# THE INPUT
## START
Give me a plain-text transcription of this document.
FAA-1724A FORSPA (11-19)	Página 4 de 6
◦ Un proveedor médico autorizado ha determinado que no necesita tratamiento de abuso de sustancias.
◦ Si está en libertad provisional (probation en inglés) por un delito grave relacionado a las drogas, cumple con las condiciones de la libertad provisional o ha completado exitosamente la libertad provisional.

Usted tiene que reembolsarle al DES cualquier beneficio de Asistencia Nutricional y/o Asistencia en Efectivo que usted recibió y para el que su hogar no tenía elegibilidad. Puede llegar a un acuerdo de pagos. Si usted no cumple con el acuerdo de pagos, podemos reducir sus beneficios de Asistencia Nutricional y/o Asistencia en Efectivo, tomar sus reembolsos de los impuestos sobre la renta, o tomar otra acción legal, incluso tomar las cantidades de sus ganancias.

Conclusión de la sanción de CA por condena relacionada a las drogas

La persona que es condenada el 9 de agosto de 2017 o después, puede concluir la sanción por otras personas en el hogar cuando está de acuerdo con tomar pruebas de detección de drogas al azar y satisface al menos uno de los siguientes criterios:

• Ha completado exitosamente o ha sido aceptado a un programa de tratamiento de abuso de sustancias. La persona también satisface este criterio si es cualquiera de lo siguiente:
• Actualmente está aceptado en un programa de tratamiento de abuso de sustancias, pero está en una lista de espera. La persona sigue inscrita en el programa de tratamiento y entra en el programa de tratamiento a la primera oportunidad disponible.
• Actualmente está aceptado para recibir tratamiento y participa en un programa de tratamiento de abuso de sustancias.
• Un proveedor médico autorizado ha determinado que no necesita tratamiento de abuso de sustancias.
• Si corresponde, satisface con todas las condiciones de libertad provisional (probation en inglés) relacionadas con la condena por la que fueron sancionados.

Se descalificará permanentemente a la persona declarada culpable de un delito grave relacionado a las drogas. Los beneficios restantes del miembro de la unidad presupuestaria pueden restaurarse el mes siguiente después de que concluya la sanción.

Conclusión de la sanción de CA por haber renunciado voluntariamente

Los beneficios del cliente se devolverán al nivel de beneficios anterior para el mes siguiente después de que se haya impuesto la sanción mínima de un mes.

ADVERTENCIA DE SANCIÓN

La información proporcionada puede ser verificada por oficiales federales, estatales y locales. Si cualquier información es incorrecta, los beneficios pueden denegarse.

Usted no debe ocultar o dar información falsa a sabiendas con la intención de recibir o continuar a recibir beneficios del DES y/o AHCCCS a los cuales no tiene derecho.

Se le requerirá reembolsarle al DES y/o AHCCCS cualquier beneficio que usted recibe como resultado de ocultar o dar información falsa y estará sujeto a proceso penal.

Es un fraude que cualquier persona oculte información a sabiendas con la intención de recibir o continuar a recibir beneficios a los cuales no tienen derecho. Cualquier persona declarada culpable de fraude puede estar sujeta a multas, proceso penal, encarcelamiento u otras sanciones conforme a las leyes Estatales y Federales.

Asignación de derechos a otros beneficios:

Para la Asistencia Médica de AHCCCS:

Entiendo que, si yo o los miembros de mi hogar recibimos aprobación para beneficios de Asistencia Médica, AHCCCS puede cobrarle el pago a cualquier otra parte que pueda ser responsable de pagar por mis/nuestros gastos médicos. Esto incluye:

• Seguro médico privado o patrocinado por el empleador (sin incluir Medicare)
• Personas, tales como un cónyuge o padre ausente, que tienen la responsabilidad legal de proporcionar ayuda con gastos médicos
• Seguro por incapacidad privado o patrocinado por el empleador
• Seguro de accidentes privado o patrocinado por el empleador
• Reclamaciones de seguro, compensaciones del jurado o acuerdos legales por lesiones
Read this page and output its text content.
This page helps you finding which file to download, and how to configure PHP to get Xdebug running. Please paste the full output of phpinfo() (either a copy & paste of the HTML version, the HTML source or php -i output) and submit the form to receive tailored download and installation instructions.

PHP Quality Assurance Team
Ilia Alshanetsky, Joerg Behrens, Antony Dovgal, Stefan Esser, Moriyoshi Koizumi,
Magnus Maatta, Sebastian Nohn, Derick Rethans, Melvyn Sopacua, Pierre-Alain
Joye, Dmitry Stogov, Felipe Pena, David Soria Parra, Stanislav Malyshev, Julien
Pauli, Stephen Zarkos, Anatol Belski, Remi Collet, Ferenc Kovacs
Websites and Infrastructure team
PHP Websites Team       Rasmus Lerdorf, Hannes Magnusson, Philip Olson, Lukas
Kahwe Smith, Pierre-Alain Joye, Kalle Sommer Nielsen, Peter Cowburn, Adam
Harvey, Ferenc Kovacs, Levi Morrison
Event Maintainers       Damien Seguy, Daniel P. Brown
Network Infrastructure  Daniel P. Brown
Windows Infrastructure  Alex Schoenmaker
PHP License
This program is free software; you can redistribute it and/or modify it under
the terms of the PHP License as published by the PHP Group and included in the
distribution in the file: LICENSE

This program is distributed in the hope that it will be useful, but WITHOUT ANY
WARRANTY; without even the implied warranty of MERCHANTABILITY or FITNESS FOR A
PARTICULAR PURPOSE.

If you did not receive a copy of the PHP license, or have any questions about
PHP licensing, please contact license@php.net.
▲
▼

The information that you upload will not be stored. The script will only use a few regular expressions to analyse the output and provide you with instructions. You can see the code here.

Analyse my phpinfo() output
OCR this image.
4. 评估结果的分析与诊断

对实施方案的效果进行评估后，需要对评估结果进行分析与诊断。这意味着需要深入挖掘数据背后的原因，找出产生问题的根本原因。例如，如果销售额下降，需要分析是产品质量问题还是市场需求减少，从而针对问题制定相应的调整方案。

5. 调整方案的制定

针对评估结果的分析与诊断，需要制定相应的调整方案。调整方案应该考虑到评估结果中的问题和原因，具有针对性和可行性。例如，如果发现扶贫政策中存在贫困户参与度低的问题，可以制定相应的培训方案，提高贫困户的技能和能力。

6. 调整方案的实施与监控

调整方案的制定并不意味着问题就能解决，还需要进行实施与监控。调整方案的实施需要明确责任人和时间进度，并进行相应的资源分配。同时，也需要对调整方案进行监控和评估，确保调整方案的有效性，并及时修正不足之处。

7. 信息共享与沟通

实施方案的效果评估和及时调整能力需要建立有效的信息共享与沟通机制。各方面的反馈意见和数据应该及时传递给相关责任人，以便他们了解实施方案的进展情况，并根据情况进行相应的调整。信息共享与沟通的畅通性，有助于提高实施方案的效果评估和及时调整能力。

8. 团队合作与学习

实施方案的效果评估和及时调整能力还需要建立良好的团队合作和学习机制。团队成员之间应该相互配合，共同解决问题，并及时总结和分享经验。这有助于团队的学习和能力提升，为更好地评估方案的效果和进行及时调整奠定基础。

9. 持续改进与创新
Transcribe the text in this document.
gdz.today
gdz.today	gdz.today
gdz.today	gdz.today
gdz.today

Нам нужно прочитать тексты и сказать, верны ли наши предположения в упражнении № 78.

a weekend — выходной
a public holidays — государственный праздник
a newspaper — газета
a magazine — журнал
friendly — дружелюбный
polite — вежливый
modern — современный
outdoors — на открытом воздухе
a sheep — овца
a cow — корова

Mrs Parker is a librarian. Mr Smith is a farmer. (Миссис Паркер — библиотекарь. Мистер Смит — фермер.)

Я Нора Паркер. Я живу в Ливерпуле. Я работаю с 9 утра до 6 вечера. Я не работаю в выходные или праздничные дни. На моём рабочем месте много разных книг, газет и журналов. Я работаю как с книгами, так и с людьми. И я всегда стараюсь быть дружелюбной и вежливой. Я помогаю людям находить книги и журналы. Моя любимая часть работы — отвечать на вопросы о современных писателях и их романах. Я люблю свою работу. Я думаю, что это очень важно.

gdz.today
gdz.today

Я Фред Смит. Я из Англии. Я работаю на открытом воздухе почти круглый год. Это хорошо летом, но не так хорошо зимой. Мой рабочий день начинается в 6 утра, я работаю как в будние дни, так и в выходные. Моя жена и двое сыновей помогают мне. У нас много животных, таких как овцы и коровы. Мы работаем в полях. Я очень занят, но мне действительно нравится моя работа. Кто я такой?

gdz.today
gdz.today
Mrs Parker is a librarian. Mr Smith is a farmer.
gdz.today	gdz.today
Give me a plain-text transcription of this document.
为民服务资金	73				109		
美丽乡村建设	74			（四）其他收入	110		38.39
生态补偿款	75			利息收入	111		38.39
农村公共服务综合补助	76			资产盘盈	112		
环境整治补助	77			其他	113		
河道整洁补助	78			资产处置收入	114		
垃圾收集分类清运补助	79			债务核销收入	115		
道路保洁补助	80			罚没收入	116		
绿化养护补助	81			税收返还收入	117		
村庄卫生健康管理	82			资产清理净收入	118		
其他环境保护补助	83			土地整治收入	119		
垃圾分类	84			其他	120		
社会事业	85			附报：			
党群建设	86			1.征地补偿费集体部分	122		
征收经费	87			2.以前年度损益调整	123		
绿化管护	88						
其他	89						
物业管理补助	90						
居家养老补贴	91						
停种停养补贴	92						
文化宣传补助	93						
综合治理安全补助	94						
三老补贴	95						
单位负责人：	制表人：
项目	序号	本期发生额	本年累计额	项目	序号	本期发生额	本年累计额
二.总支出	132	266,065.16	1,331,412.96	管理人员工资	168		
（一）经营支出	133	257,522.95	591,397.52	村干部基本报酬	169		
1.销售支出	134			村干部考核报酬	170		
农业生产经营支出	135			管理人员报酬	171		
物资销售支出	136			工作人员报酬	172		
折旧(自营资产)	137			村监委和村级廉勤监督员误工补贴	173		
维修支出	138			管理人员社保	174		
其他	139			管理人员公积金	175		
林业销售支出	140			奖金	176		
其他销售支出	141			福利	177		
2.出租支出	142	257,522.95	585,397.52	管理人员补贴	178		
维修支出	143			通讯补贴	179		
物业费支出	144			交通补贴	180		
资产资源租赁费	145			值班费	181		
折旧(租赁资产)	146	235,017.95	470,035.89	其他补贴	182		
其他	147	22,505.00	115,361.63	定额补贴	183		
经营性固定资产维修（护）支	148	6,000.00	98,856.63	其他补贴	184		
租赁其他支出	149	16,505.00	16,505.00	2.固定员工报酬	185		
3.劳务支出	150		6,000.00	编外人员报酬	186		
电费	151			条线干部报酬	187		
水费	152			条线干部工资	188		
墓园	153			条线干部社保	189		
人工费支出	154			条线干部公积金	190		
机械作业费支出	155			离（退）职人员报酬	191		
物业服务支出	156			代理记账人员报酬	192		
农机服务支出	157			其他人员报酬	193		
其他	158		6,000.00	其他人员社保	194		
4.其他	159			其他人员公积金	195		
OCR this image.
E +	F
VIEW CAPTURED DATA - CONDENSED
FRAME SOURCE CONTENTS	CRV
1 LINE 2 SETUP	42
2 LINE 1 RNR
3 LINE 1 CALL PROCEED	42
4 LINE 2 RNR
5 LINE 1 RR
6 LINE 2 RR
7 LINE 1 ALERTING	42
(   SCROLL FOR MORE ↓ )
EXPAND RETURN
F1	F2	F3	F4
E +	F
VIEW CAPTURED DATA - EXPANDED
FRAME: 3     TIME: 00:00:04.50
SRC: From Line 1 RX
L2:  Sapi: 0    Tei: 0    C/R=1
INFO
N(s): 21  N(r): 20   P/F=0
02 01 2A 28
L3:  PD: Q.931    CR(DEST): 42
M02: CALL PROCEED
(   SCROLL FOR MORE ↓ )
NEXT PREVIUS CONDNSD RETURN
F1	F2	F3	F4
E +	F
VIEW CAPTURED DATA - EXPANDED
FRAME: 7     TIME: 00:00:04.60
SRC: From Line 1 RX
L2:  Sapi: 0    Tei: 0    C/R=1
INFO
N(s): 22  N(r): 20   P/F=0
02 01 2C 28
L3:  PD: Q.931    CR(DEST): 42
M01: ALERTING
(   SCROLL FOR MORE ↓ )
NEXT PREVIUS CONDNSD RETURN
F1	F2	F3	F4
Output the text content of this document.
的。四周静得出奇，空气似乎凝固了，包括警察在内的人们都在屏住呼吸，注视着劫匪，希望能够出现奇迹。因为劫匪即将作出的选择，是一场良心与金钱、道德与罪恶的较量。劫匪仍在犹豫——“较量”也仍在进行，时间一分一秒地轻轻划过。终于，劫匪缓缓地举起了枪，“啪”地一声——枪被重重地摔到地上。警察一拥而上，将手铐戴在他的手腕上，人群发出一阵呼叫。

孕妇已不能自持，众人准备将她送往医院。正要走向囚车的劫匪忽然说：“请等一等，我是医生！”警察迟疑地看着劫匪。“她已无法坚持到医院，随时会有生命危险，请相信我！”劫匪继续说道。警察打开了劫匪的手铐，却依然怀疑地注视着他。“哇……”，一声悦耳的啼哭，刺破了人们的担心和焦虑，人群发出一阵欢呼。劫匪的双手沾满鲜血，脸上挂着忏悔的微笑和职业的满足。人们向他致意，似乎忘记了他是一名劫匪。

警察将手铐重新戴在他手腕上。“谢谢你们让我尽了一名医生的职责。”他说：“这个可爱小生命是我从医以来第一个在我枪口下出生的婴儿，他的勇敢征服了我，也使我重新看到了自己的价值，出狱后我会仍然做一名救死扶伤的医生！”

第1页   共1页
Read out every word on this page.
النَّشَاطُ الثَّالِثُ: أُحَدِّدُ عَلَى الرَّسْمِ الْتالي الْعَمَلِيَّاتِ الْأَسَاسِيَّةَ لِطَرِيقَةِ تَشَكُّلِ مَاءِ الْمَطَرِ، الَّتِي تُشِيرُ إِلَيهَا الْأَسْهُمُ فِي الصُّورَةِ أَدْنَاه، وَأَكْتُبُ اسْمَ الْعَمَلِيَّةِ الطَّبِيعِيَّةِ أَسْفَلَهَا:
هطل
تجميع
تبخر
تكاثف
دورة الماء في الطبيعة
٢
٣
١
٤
## END
# WHAT THE TASK REQUIRES
Show every line of the records above that contains the word "Daniel".

# CORRECT RESPONSE
Event Maintainers       Damien Seguy, Daniel P. Brown
Network Infrastructure  Daniel P. Brown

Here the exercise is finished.